▶ Given request:
Scan the data below for the string "heading". Copy every line where it appears.

[Data items]

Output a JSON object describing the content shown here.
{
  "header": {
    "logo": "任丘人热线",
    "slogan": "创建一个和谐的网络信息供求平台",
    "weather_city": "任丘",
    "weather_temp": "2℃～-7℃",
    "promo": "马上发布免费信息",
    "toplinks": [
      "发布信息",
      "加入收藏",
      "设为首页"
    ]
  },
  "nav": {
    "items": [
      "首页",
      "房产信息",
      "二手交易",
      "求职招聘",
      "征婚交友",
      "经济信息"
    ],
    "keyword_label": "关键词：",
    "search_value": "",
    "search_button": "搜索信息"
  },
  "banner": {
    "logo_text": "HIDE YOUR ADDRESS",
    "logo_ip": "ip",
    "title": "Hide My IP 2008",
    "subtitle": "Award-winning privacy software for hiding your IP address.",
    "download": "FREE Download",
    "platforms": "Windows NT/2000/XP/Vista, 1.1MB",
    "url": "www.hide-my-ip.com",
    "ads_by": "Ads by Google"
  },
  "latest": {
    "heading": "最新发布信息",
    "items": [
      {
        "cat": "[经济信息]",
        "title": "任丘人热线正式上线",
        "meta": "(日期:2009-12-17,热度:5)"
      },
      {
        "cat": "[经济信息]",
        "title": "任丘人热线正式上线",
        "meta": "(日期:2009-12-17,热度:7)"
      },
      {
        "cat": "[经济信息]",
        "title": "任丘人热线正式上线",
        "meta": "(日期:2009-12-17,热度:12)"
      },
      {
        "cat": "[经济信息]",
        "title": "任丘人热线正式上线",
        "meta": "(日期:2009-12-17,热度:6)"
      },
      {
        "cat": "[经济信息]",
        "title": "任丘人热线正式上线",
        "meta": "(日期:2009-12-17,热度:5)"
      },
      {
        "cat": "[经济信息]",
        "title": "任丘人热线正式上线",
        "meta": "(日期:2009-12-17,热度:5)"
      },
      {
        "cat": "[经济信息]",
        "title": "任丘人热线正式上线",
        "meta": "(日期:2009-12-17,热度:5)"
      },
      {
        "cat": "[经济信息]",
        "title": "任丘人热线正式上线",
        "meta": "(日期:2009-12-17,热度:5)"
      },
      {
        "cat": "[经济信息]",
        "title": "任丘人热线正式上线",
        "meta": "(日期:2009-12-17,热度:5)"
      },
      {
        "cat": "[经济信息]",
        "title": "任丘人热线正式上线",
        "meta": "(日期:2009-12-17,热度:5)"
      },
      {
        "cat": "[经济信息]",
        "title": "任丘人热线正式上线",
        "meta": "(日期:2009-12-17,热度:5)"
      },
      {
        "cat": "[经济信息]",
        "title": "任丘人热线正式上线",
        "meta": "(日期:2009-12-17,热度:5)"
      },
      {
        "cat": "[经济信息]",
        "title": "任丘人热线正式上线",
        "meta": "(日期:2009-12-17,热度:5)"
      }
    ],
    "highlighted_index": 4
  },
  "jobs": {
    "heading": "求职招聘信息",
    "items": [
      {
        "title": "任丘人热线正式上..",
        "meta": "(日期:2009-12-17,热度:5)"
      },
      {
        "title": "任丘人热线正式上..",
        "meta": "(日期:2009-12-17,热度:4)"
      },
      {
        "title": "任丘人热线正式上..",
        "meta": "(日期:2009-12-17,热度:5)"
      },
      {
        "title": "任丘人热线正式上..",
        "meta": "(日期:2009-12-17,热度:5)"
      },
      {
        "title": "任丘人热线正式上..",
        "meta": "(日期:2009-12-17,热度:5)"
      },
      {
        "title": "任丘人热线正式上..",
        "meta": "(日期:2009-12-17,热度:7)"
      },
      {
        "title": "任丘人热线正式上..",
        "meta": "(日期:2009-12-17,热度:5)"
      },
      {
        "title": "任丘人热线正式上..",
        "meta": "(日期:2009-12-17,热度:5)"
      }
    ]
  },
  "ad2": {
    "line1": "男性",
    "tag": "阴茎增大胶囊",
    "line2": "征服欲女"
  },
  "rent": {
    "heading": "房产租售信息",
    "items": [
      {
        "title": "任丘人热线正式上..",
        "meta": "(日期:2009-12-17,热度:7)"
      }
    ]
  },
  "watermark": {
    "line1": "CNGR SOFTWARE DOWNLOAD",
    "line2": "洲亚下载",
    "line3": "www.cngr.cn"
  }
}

▶ Task result:
    "heading": "最新发布信息",
    "heading": "求职招聘信息",
    "heading": "房产租售信息",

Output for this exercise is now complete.